TEXTE D'ÉTUDE -
━━━━━━━━━━━━━━━━━━━━━━━━━━━━━━
Peu à peu, à la faveur de l’émancipation féminine des années folles, les pratiques mixtes vont être mieux acceptées à condition qu’elles se limitent au cadre d’un sentiment de camaraderie issu des valeurs masculines. Néanmoins les comportements sociaux vont évoluer et favoriser l’émergence de la femme sportive. Mais l’imaginaire social conserve l’idéal des gestes accessibles à la femme : douceur, grâce, souplesse et élégance.

« L’imaginaire social confère encore de nos jours des représentations symboliques opposées aux sexes. En matière de sport les femmes restent en devanture, symbolisent l’éternel féminin dans le champ des représentations hors du monde instrumental, de ce qui est muscle, sueur, force et technique. » (Midol, 1989) 267 .

Ces évolutions conduiront à l’adaptation pour les femmes du règlement des compétitions approprié à la pratique masculine par une simplification les rendant accessibles à leurs capacités physiques « déficitaires ».

Plus tard, les années 1970 ouvrent de nouvelles perspectives par le développement massif des pratiques non compétitives 268 . La conjonction du développement des équipements sportifs accessibles au plus grand nombre et d’une politique favorisant l’encadrement des pratiques à tous les niveaux, ainsi que les nombreuses innovations technologiques permettent un changement qualitatif qui va vers une massification des activités physiques. A pas mesurés mais avec ténacité, les femmes conquièrent ainsi les pratiques qui leur avaient été interdites. La féminisation répond à des logiques différentes suivant les sports et contribue à la lutte contre une « vision archaïque » (Vigarello, 1988) 269 et dépassée du rapport que les femmes entretiennent avec le sport.
━━━━━━━━━━━━━━━━━━━━━━━━━━━━━━
LISTE DES DONNÉES -
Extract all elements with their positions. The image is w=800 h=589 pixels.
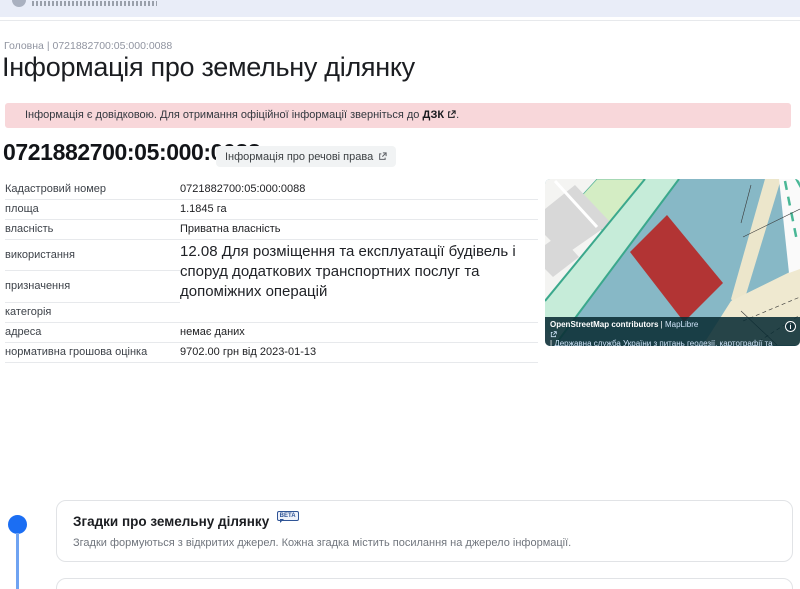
row-value: 1.1845 га: [180, 199, 538, 220]
property-rights-button-label: Інформація про речові права: [225, 150, 374, 163]
mentions-title: Згадки про земельну ділянку: [73, 514, 270, 529]
geocadastre-link[interactable]: Державна служба України з питань геодезі…: [550, 339, 772, 346]
topbar-clipped-text: [32, 1, 157, 6]
table-row: Кадастровий номер 0721882700:05:000:0088: [5, 179, 538, 200]
topbar-divider: [0, 20, 800, 21]
table-row: використання 12.08 Для розміщення та екс…: [5, 239, 538, 300]
table-row: адреса немає даних: [5, 322, 538, 343]
parcel-details-table: Кадастровий номер 0721882700:05:000:0088…: [5, 179, 538, 363]
osm-attribution-link[interactable]: OpenStreetMap contributors: [550, 320, 658, 329]
breadcrumb-home-link[interactable]: Головна: [4, 40, 44, 52]
row-value: немає даних: [180, 322, 538, 343]
timeline-dot: [8, 515, 27, 534]
row-value: 9702.00 грн від 2023-01-13: [180, 342, 538, 363]
row-label: адреса: [5, 322, 180, 343]
breadcrumb: Головна | 0721882700:05:000:0088: [4, 40, 172, 52]
row-label: площа: [5, 199, 180, 220]
external-link-icon: [550, 331, 557, 338]
external-link-icon: [379, 152, 387, 160]
timeline-line: [16, 533, 19, 589]
table-row: площа 1.1845 га: [5, 199, 538, 220]
row-value: [180, 302, 538, 323]
row-value-purpose: 12.08 Для розміщення та експлуатації буд…: [180, 242, 516, 301]
row-value: 0721882700:05:000:0088: [180, 179, 538, 200]
mentions-card: Згадки про земельну ділянку BETA Згадки …: [56, 500, 793, 562]
table-row: категорія: [5, 302, 538, 323]
topbar-avatar-icon: [12, 0, 26, 7]
row-value: Приватна власність: [180, 219, 538, 240]
topbar[interactable]: [0, 0, 800, 17]
mentions-subtitle: Згадки формуються з відкритих джерел. Ко…: [73, 537, 572, 549]
parcel-map[interactable]: OpenStreetMap contributors | MapLibre | …: [545, 179, 800, 346]
page-title: Інформація про земельну ділянку: [2, 52, 415, 82]
property-rights-button[interactable]: Інформація про речові права: [216, 146, 397, 167]
notice-text: Інформація є довідковою. Для отримання о…: [25, 109, 423, 121]
maplibre-link[interactable]: MapLibre: [665, 320, 698, 329]
table-row: нормативна грошова оцінка 9702.00 грн ві…: [5, 342, 538, 363]
breadcrumb-current: 0721882700:05:000:0088: [52, 40, 173, 52]
beta-badge-icon: BETA: [276, 511, 299, 523]
external-link-icon: [448, 110, 456, 118]
row-label: власність: [5, 219, 180, 240]
row-label: Кадастровий номер: [5, 179, 180, 200]
dzk-link[interactable]: ДЗК: [422, 109, 444, 121]
row-label: категорія: [5, 302, 180, 323]
row-label: використання: [5, 239, 180, 272]
row-label: нормативна грошова оцінка: [5, 342, 180, 363]
notice-banner: Інформація є довідковою. Для отримання о…: [5, 103, 791, 128]
next-section-card: [56, 578, 793, 589]
table-row: власність Приватна власність: [5, 219, 538, 240]
map-attribution: OpenStreetMap contributors | MapLibre | …: [545, 317, 800, 346]
notice-period: .: [456, 109, 460, 121]
row-label: призначення: [5, 270, 180, 303]
map-info-icon[interactable]: i: [785, 321, 796, 332]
━━━━━━━━━━━━━━━━━━━━━━━━━━━━━━
CONSIGNE A - Résumez en deux phrases le texte sur la féminisation du sport.
CONSIGNE B - Prolongez le texte sur la féminisation du sport à partir de sa dernière phrase.

RÉPONSE A - À la faveur de l'émancipation féminine des années folles, les pratiques mixtes sont mieux acceptées dans un cadre de camaraderie issu des valeurs masculines et la femme sportive émerge, bien que l'imaginaire social garde l'idéal de douceur, de grâce, de souplesse et d'élégance. Les règlements des compétitions sont simplifiés pour les femmes, puis, à partir des années 1970, la massification des activités physiques leur permet de conquérir peu à peu les pratiques qui leur étaient interdites.

RÉPONSE B -
Un renversement des valeurs symboliques féminines et masculines permet l’évolution dans les modes de pratiques 270 et la promotion du mouvement sportif féminin de haut niveau. Le glissement des symboliques favorise alors l’appropriation par les femmes des pratiques « dures » (body building, marathon, cyclisme sur route…) et de manière corollaire l’investissement par les hommes de pratiques esthétisantes et d’expression (danse, yoga, step, fitness…).

Aujourd’hui les femmes disputent aux hommes les territoires les plus typiquement masculins, l’intensité et le niveau des compétitions sont de plus en plus relevés, l’écart entre les pratiques s’estompe. Une appropriation généralisée est en train de se réaliser, les épreuves athlétiques autrefois réservées aux hommes leur sont permises depuis peu : triple saut, perche, marteau, steeple…. Les femmes sont à même de produire un alignement sur les standards du sport masculin : « Ce sont les mêmes règlements, les mêmes techniques, les mêmes performances à quelques années de distance » (Arnaud, 1996) 271 . Malgré tout, un parallélisme des compétitions et des performances est maintenu. Les hommes et les femmes ne se retrouvent jamais en concurrence directe. Les pratiques mixtes sont rares, souvent réservées à la sphère des loisirs. Les femmes ne se confrontent qu’entre elles 272 .

Une longue évolution sociale a permis aux femmes d’accéder aux pratiques sportives, mais elles doivent alors relever un nouveau défi : assumer leur identité de sportives.

Notes
267.

Midol, N. (1989). Déjà cité. (pp.233–239).

268.

Louveau, C. et Métoudi, M. (1986). Déjà cité.

269.

Vigarello, G. (1988). Une histoire culturelle du sport. Techniques d’hier et d’aujourd’hui. Paris : Revue E.P.S., Robert Laffont.

270.

Midol, N. (1989).Idem.

271.

Arnaud, P. (1996). Le genre ou le sexe ? Sport féminin et changement social. In P. Arnaud et T. Terret. (Eds.), Histoire du sport féminin. Sport masculin- sport féminin : éducation et société. Paris : L’Harmattan.

272.

Labridy, F. (1987). Déjà cité.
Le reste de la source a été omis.